##### SELECTED EXTRACT

Reactor vessel (RPV) failure:
TEPCO has given varying explanations for unit 2’s meltdown and fuel location. Two muon scans have been completed for unit 2. The first found no fuel remaining in the RPV. A second scan by TEPCO claimed to have found some fuel in the bottom of the RPV, our analysis of the scan found otherwise. It is likely that all of the fuel inside the reactor vessel melted and all of it except for some residues is no longer in the RPV.

The partial meltdown at Three Mile Island progressed in an asymmetrical manner. The melting fuel and reactor metals slumped to one side in the reactor vessel.  Unit 2 appears to have done something similar. Earlier inspection work found a high radiation level along the CRD rail when the Scorpion robot was put into containment. This location of high radiation could be fuel debris inside the PLR pump or piping. Our review of the second muon scan for unit 2 also found what could be evidence of fuel debris in the PLR piping. This is on the same side where RPV failure evidence has been found in the pedestal for unit 2.

##########

Return the stretch of the reactor vessel failure text from "Reactor vessel (RPV)" through "longer in the RPV.", copied word for word. The rows further down are separate material and have no connection to the reactor vessel failure text.

##### RECORDS

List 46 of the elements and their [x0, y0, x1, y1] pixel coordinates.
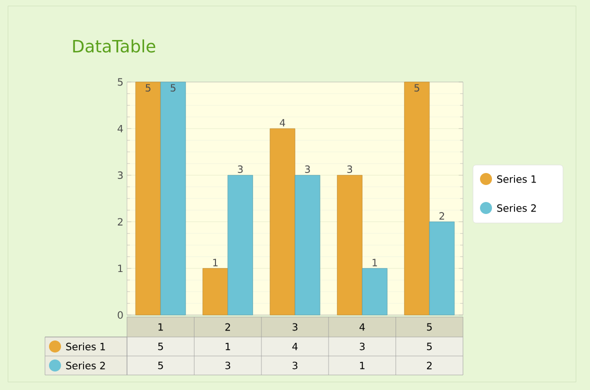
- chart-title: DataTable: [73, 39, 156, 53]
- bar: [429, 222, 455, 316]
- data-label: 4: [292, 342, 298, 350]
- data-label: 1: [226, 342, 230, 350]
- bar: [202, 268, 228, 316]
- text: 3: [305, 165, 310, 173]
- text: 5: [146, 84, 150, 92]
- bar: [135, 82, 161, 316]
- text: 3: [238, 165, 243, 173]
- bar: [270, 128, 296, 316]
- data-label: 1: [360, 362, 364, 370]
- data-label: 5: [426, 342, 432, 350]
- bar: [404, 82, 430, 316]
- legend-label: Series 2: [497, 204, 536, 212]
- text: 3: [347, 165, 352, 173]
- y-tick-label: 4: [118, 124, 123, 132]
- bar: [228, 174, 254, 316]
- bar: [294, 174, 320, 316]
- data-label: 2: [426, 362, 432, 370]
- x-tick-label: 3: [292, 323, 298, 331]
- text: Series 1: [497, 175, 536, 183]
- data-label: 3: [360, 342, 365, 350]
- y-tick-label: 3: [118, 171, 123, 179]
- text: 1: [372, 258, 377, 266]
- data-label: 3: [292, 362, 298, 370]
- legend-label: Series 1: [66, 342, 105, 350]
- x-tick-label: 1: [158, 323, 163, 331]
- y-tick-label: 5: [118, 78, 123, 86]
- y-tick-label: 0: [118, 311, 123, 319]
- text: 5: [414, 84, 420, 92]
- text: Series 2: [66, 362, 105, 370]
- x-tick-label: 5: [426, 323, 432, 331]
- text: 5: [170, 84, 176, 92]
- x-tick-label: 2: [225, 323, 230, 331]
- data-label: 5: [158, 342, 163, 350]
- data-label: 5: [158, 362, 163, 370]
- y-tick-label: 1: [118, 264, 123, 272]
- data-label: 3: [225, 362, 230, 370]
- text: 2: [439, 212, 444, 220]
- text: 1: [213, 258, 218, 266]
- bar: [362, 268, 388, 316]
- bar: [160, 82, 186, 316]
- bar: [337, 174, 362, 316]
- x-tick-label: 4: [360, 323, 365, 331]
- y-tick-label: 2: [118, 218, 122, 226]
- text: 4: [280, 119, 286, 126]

##########
##### RECORDS

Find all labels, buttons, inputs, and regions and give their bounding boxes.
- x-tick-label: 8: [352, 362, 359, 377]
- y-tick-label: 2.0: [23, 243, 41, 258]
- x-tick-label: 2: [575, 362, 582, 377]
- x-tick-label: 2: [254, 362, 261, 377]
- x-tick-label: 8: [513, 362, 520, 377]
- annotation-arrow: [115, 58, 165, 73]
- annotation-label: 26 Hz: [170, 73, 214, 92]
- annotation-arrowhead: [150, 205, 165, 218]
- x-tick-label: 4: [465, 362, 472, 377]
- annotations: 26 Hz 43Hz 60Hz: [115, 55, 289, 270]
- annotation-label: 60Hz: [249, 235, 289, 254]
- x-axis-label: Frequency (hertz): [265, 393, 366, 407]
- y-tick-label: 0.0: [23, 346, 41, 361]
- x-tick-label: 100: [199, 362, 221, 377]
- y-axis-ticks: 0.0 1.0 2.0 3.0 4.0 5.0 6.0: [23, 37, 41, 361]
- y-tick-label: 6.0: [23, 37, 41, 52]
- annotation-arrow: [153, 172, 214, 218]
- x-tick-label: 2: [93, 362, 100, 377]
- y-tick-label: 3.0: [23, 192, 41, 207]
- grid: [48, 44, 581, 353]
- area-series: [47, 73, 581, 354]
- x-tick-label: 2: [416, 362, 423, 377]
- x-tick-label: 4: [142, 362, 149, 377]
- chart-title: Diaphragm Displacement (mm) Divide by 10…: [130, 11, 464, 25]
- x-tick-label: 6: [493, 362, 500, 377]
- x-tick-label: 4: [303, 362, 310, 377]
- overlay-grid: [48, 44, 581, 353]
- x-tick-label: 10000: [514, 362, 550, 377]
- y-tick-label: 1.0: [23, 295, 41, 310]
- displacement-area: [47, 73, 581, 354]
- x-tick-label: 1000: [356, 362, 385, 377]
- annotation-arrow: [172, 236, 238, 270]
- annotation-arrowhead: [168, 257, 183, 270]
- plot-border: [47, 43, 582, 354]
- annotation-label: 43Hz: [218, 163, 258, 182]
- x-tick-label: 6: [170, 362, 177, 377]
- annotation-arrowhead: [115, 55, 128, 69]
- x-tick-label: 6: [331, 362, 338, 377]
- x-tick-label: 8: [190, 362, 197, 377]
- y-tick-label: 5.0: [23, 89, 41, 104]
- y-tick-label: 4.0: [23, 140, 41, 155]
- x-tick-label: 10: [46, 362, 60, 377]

##########
##### RECORDS

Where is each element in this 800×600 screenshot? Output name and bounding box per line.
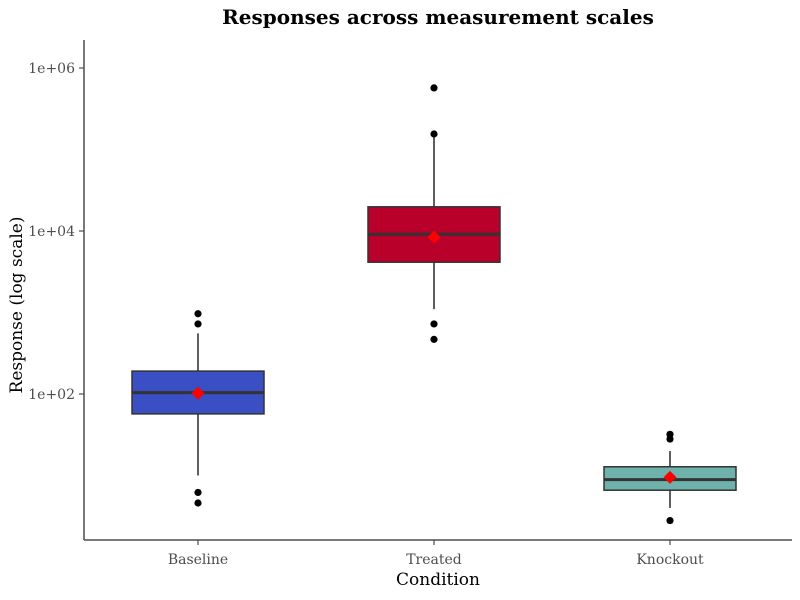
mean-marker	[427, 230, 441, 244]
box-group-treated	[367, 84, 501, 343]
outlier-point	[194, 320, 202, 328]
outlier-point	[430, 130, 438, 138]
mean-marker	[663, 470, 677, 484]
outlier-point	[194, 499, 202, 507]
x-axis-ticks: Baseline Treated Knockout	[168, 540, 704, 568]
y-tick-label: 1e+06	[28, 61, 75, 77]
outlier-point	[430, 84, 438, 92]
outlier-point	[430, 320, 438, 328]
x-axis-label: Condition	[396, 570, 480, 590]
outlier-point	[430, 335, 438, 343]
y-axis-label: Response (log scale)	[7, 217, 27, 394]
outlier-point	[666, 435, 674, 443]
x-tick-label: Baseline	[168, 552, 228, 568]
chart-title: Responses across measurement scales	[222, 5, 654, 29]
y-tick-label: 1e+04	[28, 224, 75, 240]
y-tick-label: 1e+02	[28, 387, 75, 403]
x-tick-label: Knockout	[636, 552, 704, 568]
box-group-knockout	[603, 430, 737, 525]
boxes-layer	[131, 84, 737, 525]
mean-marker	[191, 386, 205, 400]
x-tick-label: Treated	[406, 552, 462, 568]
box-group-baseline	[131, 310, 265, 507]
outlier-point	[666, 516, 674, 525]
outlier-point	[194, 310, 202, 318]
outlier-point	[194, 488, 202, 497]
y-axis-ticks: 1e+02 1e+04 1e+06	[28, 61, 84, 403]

##########

OUTPUT FOR THIS EXERCISE =
Reactor vessel (RPV) failure:
TEPCO has given varying explanations for unit 2’s meltdown and fuel location. Two muon scans have been completed for unit 2. The first found no fuel remaining in the RPV. A second scan by TEPCO claimed to have found some fuel in the bottom of the RPV, our analysis of the scan found otherwise. It is likely that all of the fuel inside the reactor vessel melted and all of it except for some residues is no longer in the RPV.